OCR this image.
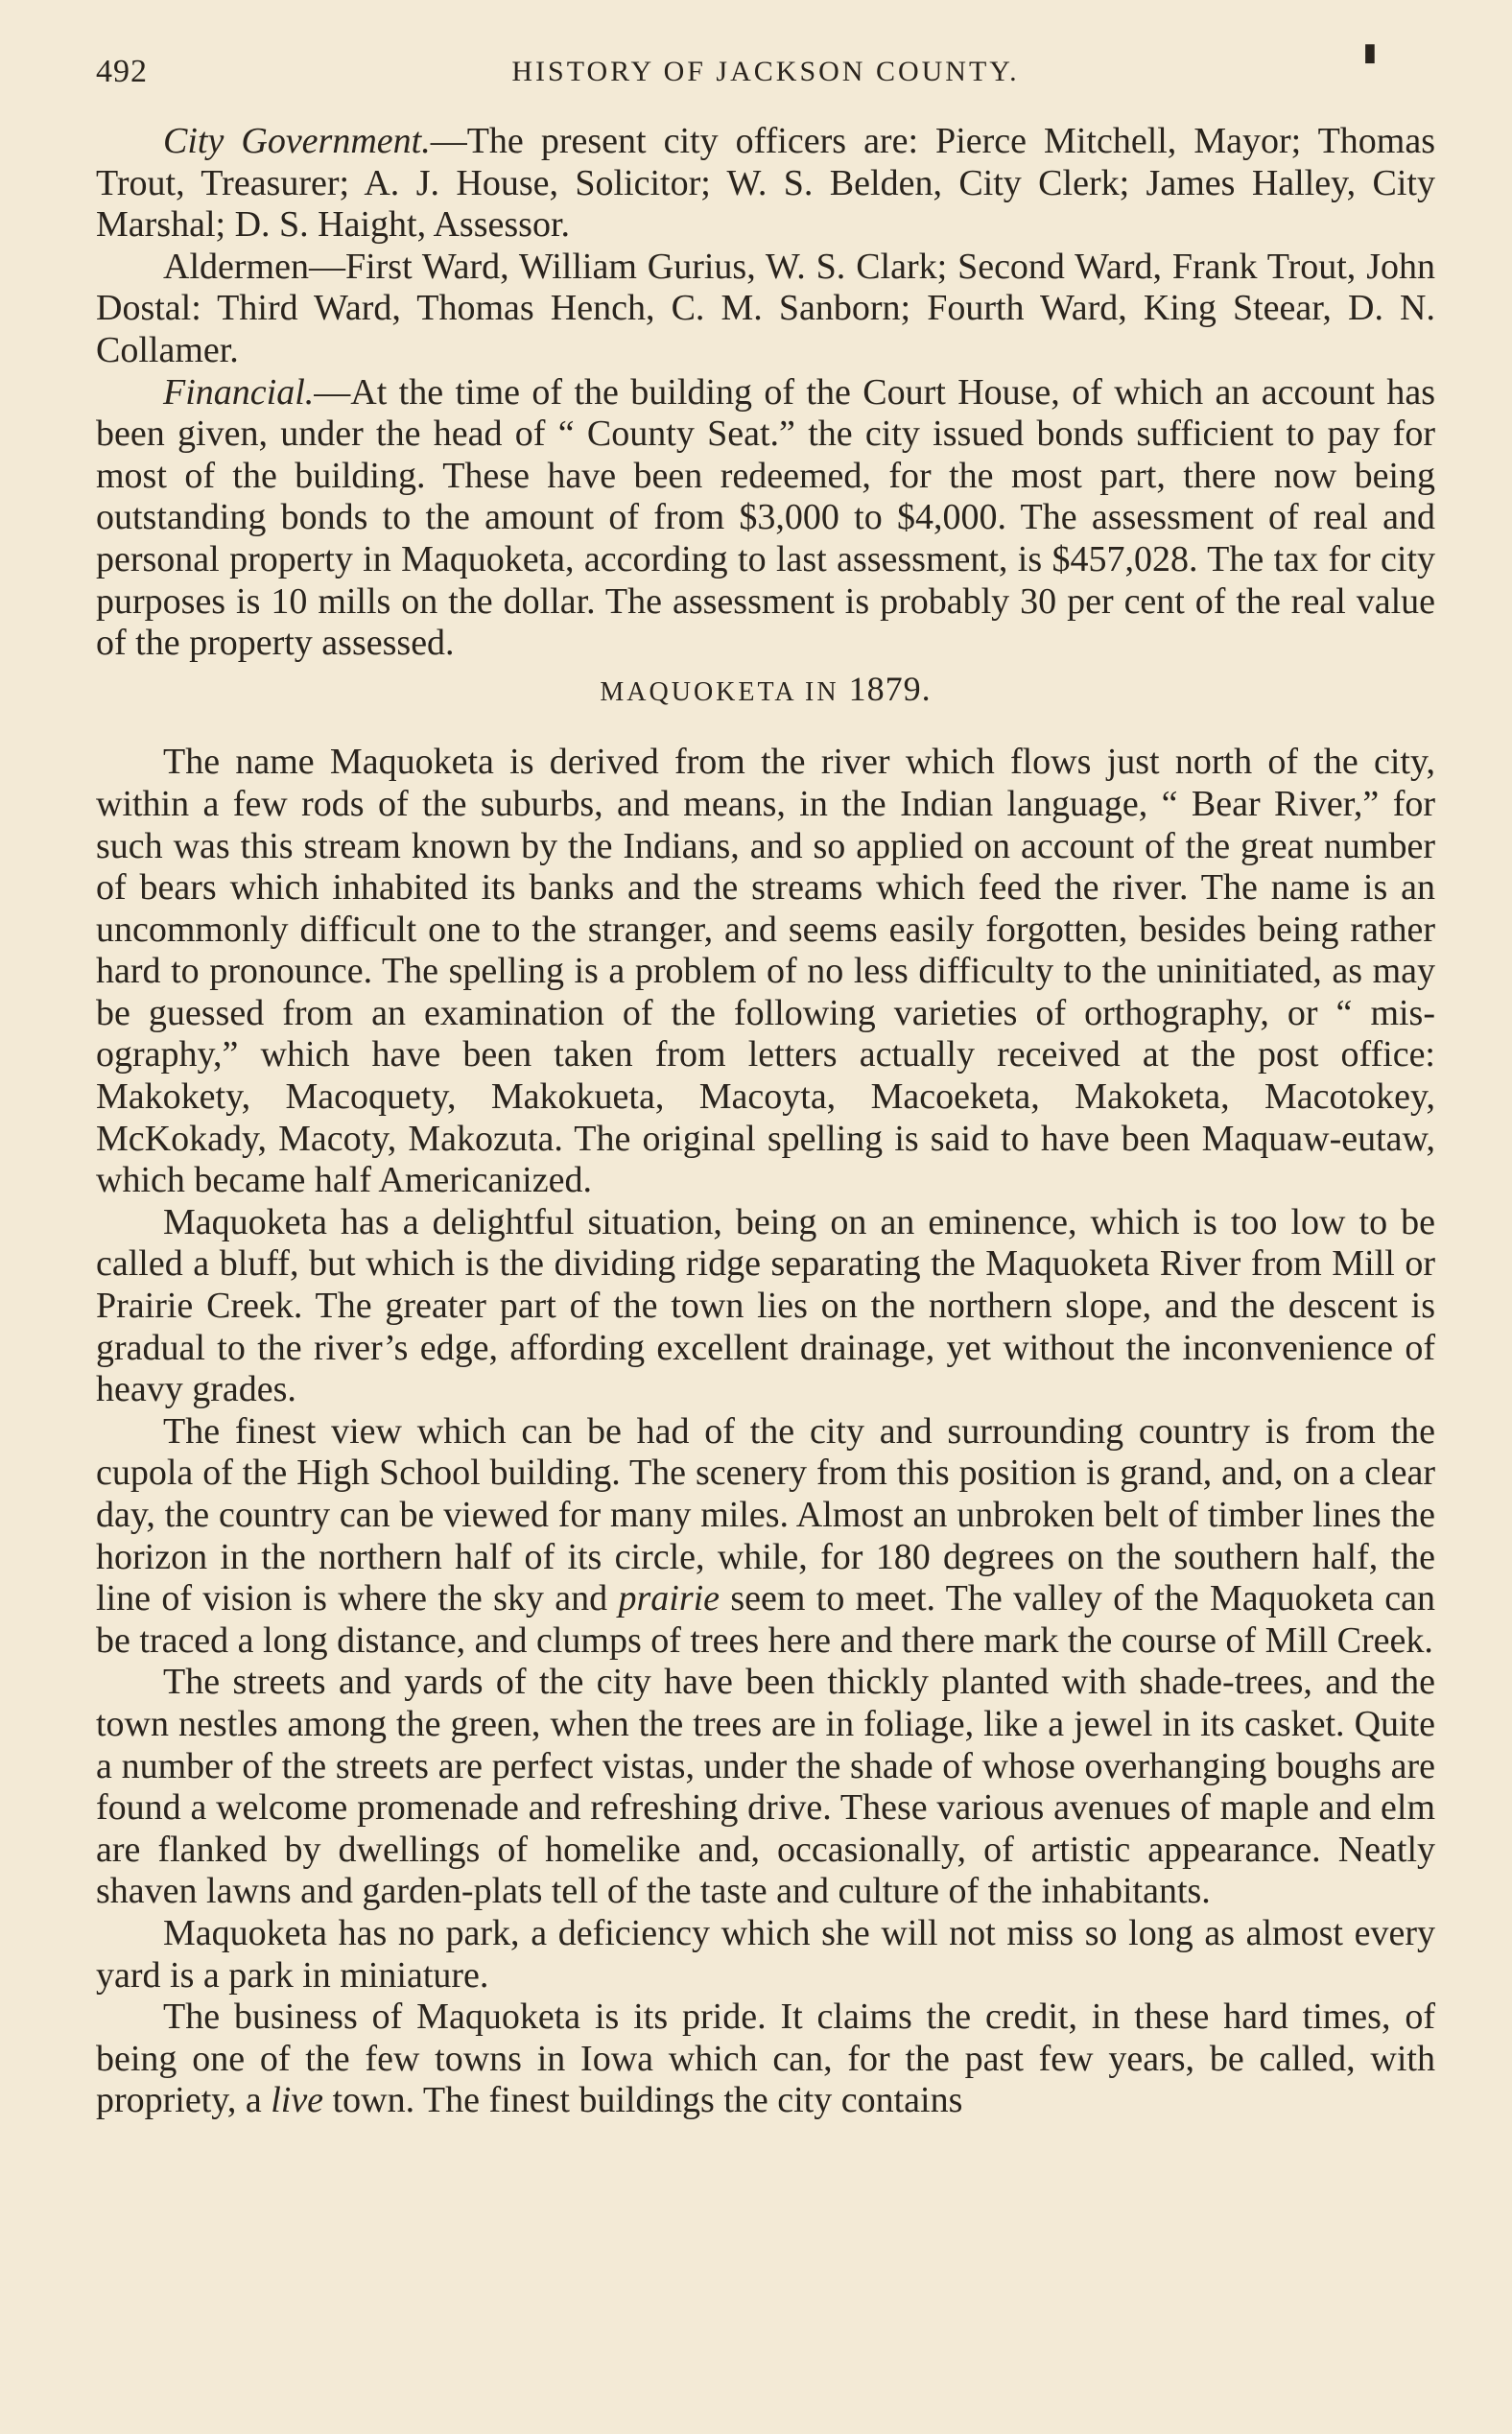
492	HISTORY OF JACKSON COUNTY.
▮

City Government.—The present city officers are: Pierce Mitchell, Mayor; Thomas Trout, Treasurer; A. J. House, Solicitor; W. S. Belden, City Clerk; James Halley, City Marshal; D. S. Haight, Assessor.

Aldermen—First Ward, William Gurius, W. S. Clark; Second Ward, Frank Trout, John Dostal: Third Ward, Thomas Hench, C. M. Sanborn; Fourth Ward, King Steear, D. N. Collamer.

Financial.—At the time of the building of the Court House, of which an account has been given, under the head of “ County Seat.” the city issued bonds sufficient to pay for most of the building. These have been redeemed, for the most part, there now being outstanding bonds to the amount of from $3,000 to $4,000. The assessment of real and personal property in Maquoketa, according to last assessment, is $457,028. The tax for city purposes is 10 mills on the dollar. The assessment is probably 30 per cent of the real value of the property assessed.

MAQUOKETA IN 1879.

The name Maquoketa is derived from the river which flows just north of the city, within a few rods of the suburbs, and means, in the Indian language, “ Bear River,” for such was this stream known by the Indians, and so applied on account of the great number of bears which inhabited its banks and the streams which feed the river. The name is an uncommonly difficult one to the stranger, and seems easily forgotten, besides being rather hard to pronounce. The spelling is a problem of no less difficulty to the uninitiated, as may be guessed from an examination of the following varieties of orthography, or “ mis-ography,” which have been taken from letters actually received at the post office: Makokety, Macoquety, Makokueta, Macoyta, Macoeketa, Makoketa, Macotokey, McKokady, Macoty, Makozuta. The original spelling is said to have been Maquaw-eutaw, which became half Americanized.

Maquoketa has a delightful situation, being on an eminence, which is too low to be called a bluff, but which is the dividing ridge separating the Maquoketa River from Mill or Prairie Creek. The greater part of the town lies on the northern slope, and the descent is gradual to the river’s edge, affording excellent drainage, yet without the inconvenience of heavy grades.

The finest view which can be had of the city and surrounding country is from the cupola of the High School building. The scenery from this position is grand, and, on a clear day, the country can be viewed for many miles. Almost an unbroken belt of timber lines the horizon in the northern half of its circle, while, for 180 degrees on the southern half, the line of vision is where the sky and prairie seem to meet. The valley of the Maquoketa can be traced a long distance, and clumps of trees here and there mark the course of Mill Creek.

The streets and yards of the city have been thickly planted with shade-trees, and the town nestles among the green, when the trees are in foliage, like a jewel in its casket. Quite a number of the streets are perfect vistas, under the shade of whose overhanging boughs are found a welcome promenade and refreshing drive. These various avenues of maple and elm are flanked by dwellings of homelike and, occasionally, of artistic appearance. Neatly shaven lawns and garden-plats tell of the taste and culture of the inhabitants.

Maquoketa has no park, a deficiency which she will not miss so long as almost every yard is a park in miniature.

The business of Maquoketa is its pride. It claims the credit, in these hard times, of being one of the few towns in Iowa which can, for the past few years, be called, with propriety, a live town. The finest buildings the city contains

--*--

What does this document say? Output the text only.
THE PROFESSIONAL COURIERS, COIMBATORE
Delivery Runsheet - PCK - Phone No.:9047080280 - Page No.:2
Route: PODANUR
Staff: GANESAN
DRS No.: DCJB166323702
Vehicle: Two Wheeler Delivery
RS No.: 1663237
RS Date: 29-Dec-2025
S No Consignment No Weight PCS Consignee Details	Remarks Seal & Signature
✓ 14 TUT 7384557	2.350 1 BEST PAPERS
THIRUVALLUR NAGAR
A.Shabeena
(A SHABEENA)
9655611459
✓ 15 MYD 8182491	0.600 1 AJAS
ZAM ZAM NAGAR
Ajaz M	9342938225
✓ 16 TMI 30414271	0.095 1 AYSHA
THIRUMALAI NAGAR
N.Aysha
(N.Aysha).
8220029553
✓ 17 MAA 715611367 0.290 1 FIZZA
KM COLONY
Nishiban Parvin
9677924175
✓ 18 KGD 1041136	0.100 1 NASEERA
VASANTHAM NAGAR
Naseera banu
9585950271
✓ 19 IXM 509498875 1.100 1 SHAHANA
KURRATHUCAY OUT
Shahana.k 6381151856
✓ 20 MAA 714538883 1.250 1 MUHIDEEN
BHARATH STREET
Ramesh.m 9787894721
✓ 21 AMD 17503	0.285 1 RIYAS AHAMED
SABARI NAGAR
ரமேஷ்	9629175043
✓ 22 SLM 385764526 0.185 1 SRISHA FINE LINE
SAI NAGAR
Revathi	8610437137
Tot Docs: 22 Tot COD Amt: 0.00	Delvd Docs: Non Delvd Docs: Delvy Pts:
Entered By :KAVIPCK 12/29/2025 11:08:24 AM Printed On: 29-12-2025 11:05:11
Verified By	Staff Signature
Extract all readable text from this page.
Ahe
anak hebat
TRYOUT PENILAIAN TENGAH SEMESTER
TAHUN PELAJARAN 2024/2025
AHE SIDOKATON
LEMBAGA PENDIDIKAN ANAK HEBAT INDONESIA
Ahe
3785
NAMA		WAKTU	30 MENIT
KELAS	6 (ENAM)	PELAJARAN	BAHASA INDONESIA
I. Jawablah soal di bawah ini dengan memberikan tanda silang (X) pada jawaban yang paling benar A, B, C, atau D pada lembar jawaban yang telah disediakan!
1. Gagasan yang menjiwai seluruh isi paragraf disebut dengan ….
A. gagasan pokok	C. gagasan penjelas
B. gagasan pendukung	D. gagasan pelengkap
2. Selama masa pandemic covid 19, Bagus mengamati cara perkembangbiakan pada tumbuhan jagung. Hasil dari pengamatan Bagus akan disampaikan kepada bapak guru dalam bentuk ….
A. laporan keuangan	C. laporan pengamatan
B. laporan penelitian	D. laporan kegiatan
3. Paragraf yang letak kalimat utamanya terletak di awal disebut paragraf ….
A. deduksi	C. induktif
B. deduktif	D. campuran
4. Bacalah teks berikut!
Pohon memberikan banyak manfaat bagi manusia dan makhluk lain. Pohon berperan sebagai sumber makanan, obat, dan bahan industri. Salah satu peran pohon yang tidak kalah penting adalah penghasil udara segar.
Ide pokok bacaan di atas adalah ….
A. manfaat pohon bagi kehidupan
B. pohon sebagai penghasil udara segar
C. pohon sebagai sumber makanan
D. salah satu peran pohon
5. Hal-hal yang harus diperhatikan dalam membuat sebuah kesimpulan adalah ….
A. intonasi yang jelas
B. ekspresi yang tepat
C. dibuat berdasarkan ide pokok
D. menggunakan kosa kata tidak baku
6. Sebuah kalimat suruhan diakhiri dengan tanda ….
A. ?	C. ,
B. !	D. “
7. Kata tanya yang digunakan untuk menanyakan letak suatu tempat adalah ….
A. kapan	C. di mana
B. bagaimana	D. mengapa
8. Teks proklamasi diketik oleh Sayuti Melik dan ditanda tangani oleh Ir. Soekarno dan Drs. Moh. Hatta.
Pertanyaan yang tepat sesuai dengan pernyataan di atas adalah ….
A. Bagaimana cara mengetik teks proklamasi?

--*--

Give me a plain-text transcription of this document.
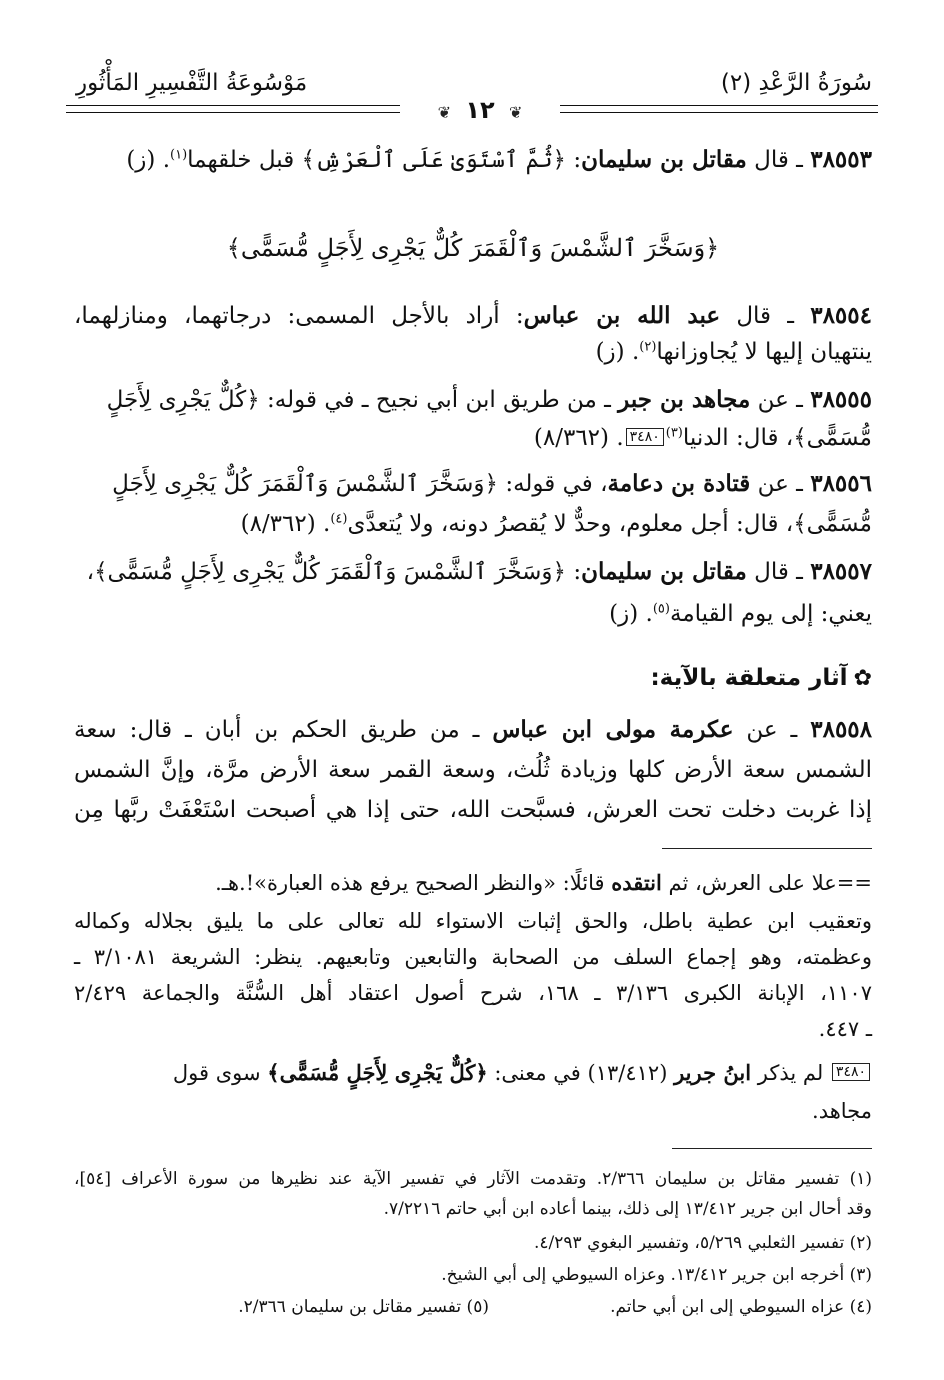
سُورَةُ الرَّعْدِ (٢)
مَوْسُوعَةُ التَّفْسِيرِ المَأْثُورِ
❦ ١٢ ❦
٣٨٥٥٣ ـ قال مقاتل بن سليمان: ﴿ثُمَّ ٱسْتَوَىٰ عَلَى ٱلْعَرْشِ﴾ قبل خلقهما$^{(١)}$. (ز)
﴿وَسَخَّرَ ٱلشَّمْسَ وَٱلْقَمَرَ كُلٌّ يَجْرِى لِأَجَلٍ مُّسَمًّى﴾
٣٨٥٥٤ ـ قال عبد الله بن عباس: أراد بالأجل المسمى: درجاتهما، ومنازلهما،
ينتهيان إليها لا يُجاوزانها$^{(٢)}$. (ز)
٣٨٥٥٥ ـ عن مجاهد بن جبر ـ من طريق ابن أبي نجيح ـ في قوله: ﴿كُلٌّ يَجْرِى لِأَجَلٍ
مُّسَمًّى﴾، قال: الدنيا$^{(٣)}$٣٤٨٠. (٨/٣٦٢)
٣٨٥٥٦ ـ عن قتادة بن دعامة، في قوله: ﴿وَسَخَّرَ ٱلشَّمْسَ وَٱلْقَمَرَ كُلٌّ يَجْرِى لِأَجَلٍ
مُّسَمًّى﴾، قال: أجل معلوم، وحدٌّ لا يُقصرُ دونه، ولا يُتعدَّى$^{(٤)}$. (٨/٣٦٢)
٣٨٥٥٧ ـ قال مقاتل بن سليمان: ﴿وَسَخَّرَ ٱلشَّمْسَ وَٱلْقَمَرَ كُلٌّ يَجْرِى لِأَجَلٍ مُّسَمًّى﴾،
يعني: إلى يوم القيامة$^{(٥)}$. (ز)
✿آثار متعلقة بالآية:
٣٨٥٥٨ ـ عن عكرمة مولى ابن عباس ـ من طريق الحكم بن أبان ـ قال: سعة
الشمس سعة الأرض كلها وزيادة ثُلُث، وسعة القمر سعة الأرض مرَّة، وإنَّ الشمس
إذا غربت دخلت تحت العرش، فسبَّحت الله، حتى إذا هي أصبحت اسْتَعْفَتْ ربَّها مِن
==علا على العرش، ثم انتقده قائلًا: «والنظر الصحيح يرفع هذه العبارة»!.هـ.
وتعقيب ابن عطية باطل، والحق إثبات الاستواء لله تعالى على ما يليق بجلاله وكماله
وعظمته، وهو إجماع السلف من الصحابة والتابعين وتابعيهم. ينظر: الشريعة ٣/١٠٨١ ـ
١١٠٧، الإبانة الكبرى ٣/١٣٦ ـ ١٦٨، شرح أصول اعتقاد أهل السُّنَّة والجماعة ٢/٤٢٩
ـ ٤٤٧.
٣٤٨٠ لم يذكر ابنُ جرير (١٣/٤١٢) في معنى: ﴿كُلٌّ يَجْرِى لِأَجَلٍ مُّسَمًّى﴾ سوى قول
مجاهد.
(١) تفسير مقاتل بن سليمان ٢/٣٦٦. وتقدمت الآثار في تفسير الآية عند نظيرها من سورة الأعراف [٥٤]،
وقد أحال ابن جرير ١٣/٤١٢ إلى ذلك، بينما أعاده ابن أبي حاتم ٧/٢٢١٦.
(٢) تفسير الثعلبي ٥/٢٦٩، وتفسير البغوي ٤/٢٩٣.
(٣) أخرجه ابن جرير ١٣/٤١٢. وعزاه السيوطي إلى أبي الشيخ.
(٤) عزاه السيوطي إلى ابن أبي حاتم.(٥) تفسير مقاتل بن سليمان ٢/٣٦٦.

--*--

- _Exercise description_: Determine how many lines of the listing above include the word "جرير", and report that number only.

- _The reply_: 3